_What needs to be done_. Your response should consist of the lines below, printed exactly.

_Data to process_.
*** Block opens ***
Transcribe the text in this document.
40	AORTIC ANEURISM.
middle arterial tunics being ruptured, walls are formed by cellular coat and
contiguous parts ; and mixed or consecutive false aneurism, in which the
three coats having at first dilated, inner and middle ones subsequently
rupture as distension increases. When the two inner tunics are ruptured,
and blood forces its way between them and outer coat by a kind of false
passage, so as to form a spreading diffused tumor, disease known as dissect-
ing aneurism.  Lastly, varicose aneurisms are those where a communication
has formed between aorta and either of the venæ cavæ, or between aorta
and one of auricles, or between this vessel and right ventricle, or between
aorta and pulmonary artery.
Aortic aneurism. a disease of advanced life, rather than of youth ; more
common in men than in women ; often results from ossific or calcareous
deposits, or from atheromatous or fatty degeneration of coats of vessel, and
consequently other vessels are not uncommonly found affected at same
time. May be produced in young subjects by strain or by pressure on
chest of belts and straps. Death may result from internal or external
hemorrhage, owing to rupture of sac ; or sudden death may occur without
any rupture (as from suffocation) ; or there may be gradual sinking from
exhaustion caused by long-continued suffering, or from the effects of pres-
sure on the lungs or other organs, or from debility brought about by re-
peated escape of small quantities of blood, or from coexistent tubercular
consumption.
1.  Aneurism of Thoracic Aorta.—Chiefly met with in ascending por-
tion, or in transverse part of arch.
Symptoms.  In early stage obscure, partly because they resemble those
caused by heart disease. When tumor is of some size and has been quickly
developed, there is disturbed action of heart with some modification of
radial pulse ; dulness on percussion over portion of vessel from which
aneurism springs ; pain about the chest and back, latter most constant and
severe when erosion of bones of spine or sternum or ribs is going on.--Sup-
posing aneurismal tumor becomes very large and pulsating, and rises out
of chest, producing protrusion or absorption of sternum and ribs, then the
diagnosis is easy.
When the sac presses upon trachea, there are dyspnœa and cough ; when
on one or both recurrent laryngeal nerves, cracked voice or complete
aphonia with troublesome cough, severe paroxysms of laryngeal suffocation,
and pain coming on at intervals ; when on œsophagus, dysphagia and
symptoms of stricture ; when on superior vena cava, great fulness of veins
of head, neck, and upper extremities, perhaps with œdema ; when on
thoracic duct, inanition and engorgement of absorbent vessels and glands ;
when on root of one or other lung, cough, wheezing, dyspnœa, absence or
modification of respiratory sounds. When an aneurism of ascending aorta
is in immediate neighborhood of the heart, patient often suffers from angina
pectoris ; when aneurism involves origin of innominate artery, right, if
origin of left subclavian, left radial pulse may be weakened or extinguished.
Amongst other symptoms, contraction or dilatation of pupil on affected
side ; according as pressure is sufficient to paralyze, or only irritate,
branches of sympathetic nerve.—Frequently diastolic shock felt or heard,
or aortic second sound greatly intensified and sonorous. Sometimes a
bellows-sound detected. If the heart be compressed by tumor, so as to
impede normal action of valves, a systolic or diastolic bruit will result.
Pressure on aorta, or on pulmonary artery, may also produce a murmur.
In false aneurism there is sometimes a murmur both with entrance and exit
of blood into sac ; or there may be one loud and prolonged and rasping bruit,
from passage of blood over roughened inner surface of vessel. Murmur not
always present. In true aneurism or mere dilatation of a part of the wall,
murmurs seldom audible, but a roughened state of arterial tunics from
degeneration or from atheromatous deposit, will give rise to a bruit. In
*** Block closes ***
_Task response_.
Transcribe the text in this document.
40	AORTIC ANEURISM.
middle arterial tunics being ruptured, walls are formed by cellular coat and
contiguous parts ; and mixed or consecutive false aneurism, in which the
three coats having at first dilated, inner and middle ones subsequently
rupture as distension increases. When the two inner tunics are ruptured,
and blood forces its way between them and outer coat by a kind of false
passage, so as to form a spreading diffused tumor, disease known as dissect-
ing aneurism.  Lastly, varicose aneurisms are those where a communication
has formed between aorta and either of the venæ cavæ, or between aorta
and one of auricles, or between this vessel and right ventricle, or between
aorta and pulmonary artery.
Aortic aneurism. a disease of advanced life, rather than of youth ; more
common in men than in women ; often results from ossific or calcareous
deposits, or from atheromatous or fatty degeneration of coats of vessel, and
consequently other vessels are not uncommonly found affected at same
time. May be produced in young subjects by strain or by pressure on
chest of belts and straps. Death may result from internal or external
hemorrhage, owing to rupture of sac ; or sudden death may occur without
any rupture (as from suffocation) ; or there may be gradual sinking from
exhaustion caused by long-continued suffering, or from the effects of pres-
sure on the lungs or other organs, or from debility brought about by re-
peated escape of small quantities of blood, or from coexistent tubercular
consumption.
1.  Aneurism of Thoracic Aorta.—Chiefly met with in ascending por-
tion, or in transverse part of arch.
Symptoms.  In early stage obscure, partly because they resemble those
caused by heart disease. When tumor is of some size and has been quickly
developed, there is disturbed action of heart with some modification of
radial pulse ; dulness on percussion over portion of vessel from which
aneurism springs ; pain about the chest and back, latter most constant and
severe when erosion of bones of spine or sternum or ribs is going on.--Sup-
posing aneurismal tumor becomes very large and pulsating, and rises out
of chest, producing protrusion or absorption of sternum and ribs, then the
diagnosis is easy.
When the sac presses upon trachea, there are dyspnœa and cough ; when
on one or both recurrent laryngeal nerves, cracked voice or complete
aphonia with troublesome cough, severe paroxysms of laryngeal suffocation,
and pain coming on at intervals ; when on œsophagus, dysphagia and
symptoms of stricture ; when on superior vena cava, great fulness of veins
of head, neck, and upper extremities, perhaps with œdema ; when on
thoracic duct, inanition and engorgement of absorbent vessels and glands ;
when on root of one or other lung, cough, wheezing, dyspnœa, absence or
modification of respiratory sounds. When an aneurism of ascending aorta
is in immediate neighborhood of the heart, patient often suffers from angina
pectoris ; when aneurism involves origin of innominate artery, right, if
origin of left subclavian, left radial pulse may be weakened or extinguished.
Amongst other symptoms, contraction or dilatation of pupil on affected
side ; according as pressure is sufficient to paralyze, or only irritate,
branches of sympathetic nerve.—Frequently diastolic shock felt or heard,
or aortic second sound greatly intensified and sonorous. Sometimes a
bellows-sound detected. If the heart be compressed by tumor, so as to
impede normal action of valves, a systolic or diastolic bruit will result.
Pressure on aorta, or on pulmonary artery, may also produce a murmur.
In false aneurism there is sometimes a murmur both with entrance and exit
of blood into sac ; or there may be one loud and prolonged and rasping bruit,
from passage of blood over roughened inner surface of vessel. Murmur not
always present. In true aneurism or mere dilatation of a part of the wall,
murmurs seldom audible, but a roughened state of arterial tunics from
degeneration or from atheromatous deposit, will give rise to a bruit. In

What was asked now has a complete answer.